--- start AVAILABLE DATA ---
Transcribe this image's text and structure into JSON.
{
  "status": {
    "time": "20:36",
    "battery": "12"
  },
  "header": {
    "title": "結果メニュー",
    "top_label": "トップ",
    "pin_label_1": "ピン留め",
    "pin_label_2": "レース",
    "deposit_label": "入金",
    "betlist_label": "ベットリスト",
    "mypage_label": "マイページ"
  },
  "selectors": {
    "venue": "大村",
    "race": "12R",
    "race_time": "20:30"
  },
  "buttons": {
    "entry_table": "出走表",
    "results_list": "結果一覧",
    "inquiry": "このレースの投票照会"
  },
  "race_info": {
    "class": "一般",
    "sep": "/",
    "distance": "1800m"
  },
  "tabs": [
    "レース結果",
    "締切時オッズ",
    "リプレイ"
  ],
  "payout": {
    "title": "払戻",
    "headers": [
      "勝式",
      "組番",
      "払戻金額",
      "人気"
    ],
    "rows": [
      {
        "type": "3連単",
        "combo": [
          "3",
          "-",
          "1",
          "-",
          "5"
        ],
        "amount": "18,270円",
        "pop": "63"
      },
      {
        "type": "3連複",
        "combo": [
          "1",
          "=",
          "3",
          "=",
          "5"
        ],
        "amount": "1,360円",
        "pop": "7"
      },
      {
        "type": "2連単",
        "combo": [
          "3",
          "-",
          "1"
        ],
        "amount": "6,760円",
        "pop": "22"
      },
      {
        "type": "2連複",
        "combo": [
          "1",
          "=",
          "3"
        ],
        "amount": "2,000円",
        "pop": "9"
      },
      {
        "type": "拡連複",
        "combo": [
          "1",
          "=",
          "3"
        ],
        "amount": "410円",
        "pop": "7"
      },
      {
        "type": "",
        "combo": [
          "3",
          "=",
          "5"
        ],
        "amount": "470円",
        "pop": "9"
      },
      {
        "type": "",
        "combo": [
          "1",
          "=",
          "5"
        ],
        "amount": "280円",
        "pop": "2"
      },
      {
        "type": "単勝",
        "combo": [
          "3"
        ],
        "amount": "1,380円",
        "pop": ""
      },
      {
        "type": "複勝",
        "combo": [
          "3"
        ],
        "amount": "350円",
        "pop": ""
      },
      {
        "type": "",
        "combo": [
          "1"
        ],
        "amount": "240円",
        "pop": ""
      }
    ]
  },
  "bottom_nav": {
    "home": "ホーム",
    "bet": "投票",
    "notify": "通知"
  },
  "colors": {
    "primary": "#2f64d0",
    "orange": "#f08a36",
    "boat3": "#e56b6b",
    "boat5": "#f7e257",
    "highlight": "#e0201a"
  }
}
--- end AVAILABLE DATA ---
■ **PROBLEM TO WORK ON**: From the listing above, extract every line exactly as it stands.

■ **EXPECTED ANSWER**:
Transcribe this image's text and structure into JSON.
{
  "status": {
    "time": "20:36",
    "battery": "12"
  },
  "header": {
    "title": "結果メニュー",
    "top_label": "トップ",
    "pin_label_1": "ピン留め",
    "pin_label_2": "レース",
    "deposit_label": "入金",
    "betlist_label": "ベットリスト",
    "mypage_label": "マイページ"
  },
  "selectors": {
    "venue": "大村",
    "race": "12R",
    "race_time": "20:30"
  },
  "buttons": {
    "entry_table": "出走表",
    "results_list": "結果一覧",
    "inquiry": "このレースの投票照会"
  },
  "race_info": {
    "class": "一般",
    "sep": "/",
    "distance": "1800m"
  },
  "tabs": [
    "レース結果",
    "締切時オッズ",
    "リプレイ"
  ],
  "payout": {
    "title": "払戻",
    "headers": [
      "勝式",
      "組番",
      "払戻金額",
      "人気"
    ],
    "rows": [
      {
        "type": "3連単",
        "combo": [
          "3",
          "-",
          "1",
          "-",
          "5"
        ],
        "amount": "18,270円",
        "pop": "63"
      },
      {
        "type": "3連複",
        "combo": [
          "1",
          "=",
          "3",
          "=",
          "5"
        ],
        "amount": "1,360円",
        "pop": "7"
      },
      {
        "type": "2連単",
        "combo": [
          "3",
          "-",
          "1"
        ],
        "amount": "6,760円",
        "pop": "22"
      },
      {
        "type": "2連複",
        "combo": [
          "1",
          "=",
          "3"
        ],
        "amount": "2,000円",
        "pop": "9"
      },
      {
        "type": "拡連複",
        "combo": [
          "1",
          "=",
          "3"
        ],
        "amount": "410円",
        "pop": "7"
      },
      {
        "type": "",
        "combo": [
          "3",
          "=",
          "5"
        ],
        "amount": "470円",
        "pop": "9"
      },
      {
        "type": "",
        "combo": [
          "1",
          "=",
          "5"
        ],
        "amount": "280円",
        "pop": "2"
      },
      {
        "type": "単勝",
        "combo": [
          "3"
        ],
        "amount": "1,380円",
        "pop": ""
      },
      {
        "type": "複勝",
        "combo": [
          "3"
        ],
        "amount": "350円",
        "pop": ""
      },
      {
        "type": "",
        "combo": [
          "1"
        ],
        "amount": "240円",
        "pop": ""
      }
    ]
  },
  "bottom_nav": {
    "home": "ホーム",
    "bet": "投票",
    "notify": "通知"
  },
  "colors": {
    "primary": "#2f64d0",
    "orange": "#f08a36",
    "boat3": "#e56b6b",
    "boat5": "#f7e257",
    "highlight": "#e0201a"
  }
}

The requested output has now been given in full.